(Saved entries)

-- Start --

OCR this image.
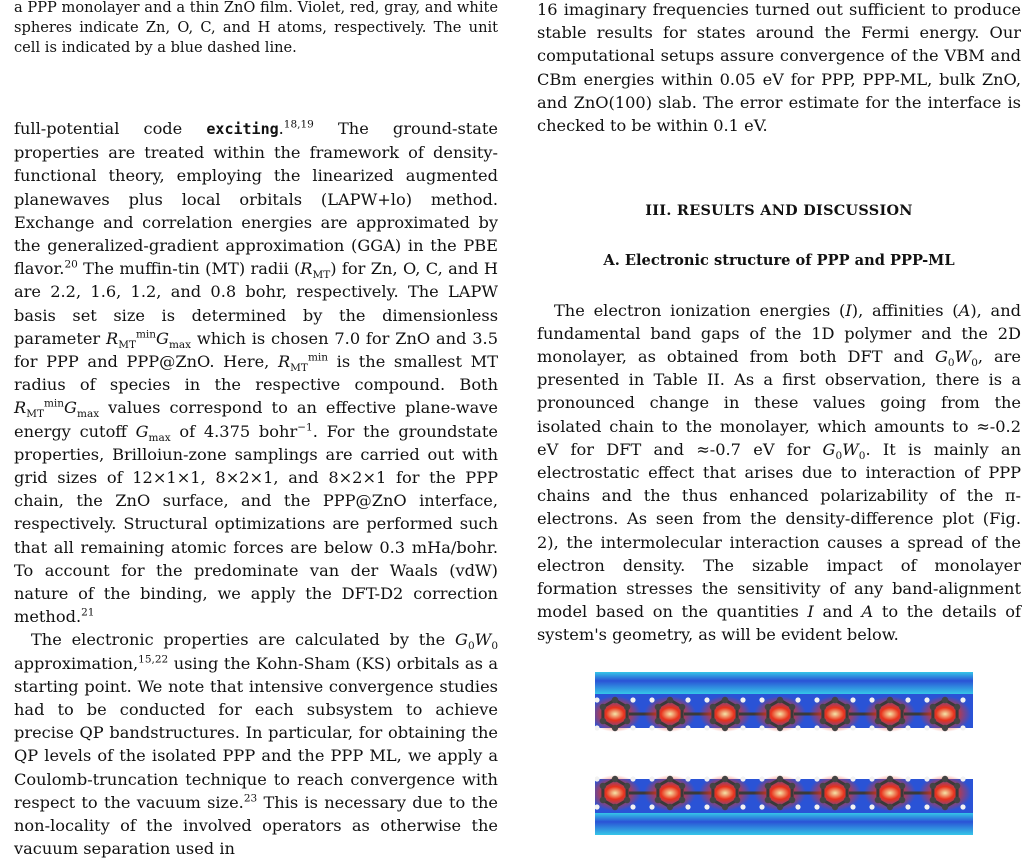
a PPP monolayer and a thin ZnO film. Violet, red, gray, and white spheres indicate Zn, O, C, and H atoms, respectively. The unit cell is indicated by a blue dashed line.

full-potential code exciting.$^{18,19}$ The ground-state properties are treated within the framework of density-functional theory, employing the linearized augmented planewaves plus local orbitals (LAPW+lo) method. Exchange and correlation energies are approximated by the generalized-gradient approximation (GGA) in the PBE flavor.$^{20}$ The muffin-tin (MT) radii $(R_{MT})$ for Zn, O, C, and H are 2.2, 1.6, 1.2, and 0.8 bohr, respectively. The LAPW basis set size is determined by the dimensionless parameter $R_{MT}^{min}G_{max}$ which is chosen 7.0 for ZnO and 3.5 for PPP and PPP@ZnO. Here, $R_{MT}^{min}$ is the smallest MT radius of species in the respective compound. Both $R_{MT}^{min}G_{max}$ values correspond to an effective plane-wave energy cutoff $G_{max}$ of 4.375 bohr$^{-1}$. For the groundstate properties, Brilloiun-zone samplings are carried out with grid sizes of 12×1×1, 8×2×1, and 8×2×1 for the PPP chain, the ZnO surface, and the PPP@ZnO interface, respectively. Structural optimizations are performed such that all remaining atomic forces are below 0.3 mHa/bohr. To account for the predominate van der Waals (vdW) nature of the binding, we apply the DFT-D2 correction method.$^{21}$

The electronic properties are calculated by the $G_0W_0$ approximation,$^{15,22}$ using the Kohn-Sham (KS) orbitals as a starting point. We note that intensive convergence studies had to be conducted for each subsystem to achieve precise QP bandstructures. In particular, for obtaining the QP levels of the isolated PPP and the PPP ML, we apply a Coulomb-truncation technique to reach convergence with respect to the vacuum size.$^{23}$ This is necessary due to the non-locality of the involved operators as otherwise the vacuum separation used in

16 imaginary frequencies turned out sufficient to produce stable results for states around the Fermi energy. Our computational setups assure convergence of the VBM and CBm energies within 0.05 eV for PPP, PPP-ML, bulk ZnO, and ZnO(100) slab. The error estimate for the interface is checked to be within 0.1 eV.

III. RESULTS AND DISCUSSION

A. Electronic structure of PPP and PPP-ML

The electron ionization energies (I), affinities (A), and fundamental band gaps of the 1D polymer and the 2D monolayer, as obtained from both DFT and $G_0W_0$, are presented in Table II. As a first observation, there is a pronounced change in these values going from the isolated chain to the monolayer, which amounts to ≈-0.2 eV for DFT and ≈-0.7 eV for $G_0W_0$. It is mainly an electrostatic effect that arises due to interaction of PPP chains and the thus enhanced polarizability of the π-electrons. As seen from the density-difference plot (Fig. 2), the intermolecular interaction causes a spread of the electron density. The sizable impact of monolayer formation stresses the sensitivity of any band-alignment model based on the quantities I and A to the details of system's geometry, as will be evident below.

-- End --

• Directions
Each entry above should be reproduced exactly, with the pictures removed.

• Complete answer
OCR this image.
a PPP monolayer and a thin ZnO film. Violet, red, gray, and white spheres indicate Zn, O, C, and H atoms, respectively. The unit cell is indicated by a blue dashed line.

full-potential code exciting.$^{18,19}$ The ground-state properties are treated within the framework of density-functional theory, employing the linearized augmented planewaves plus local orbitals (LAPW+lo) method. Exchange and correlation energies are approximated by the generalized-gradient approximation (GGA) in the PBE flavor.$^{20}$ The muffin-tin (MT) radii $(R_{MT})$ for Zn, O, C, and H are 2.2, 1.6, 1.2, and 0.8 bohr, respectively. The LAPW basis set size is determined by the dimensionless parameter $R_{MT}^{min}G_{max}$ which is chosen 7.0 for ZnO and 3.5 for PPP and PPP@ZnO. Here, $R_{MT}^{min}$ is the smallest MT radius of species in the respective compound. Both $R_{MT}^{min}G_{max}$ values correspond to an effective plane-wave energy cutoff $G_{max}$ of 4.375 bohr$^{-1}$. For the groundstate properties, Brilloiun-zone samplings are carried out with grid sizes of 12×1×1, 8×2×1, and 8×2×1 for the PPP chain, the ZnO surface, and the PPP@ZnO interface, respectively. Structural optimizations are performed such that all remaining atomic forces are below 0.3 mHa/bohr. To account for the predominate van der Waals (vdW) nature of the binding, we apply the DFT-D2 correction method.$^{21}$

The electronic properties are calculated by the $G_0W_0$ approximation,$^{15,22}$ using the Kohn-Sham (KS) orbitals as a starting point. We note that intensive convergence studies had to be conducted for each subsystem to achieve precise QP bandstructures. In particular, for obtaining the QP levels of the isolated PPP and the PPP ML, we apply a Coulomb-truncation technique to reach convergence with respect to the vacuum size.$^{23}$ This is necessary due to the non-locality of the involved operators as otherwise the vacuum separation used in

16 imaginary frequencies turned out sufficient to produce stable results for states around the Fermi energy. Our computational setups assure convergence of the VBM and CBm energies within 0.05 eV for PPP, PPP-ML, bulk ZnO, and ZnO(100) slab. The error estimate for the interface is checked to be within 0.1 eV.

III. RESULTS AND DISCUSSION

A. Electronic structure of PPP and PPP-ML

The electron ionization energies (I), affinities (A), and fundamental band gaps of the 1D polymer and the 2D monolayer, as obtained from both DFT and $G_0W_0$, are presented in Table II. As a first observation, there is a pronounced change in these values going from the isolated chain to the monolayer, which amounts to ≈-0.2 eV for DFT and ≈-0.7 eV for $G_0W_0$. It is mainly an electrostatic effect that arises due to interaction of PPP chains and the thus enhanced polarizability of the π-electrons. As seen from the density-difference plot (Fig. 2), the intermolecular interaction causes a spread of the electron density. The sizable impact of monolayer formation stresses the sensitivity of any band-alignment model based on the quantities I and A to the details of system's geometry, as will be evident below.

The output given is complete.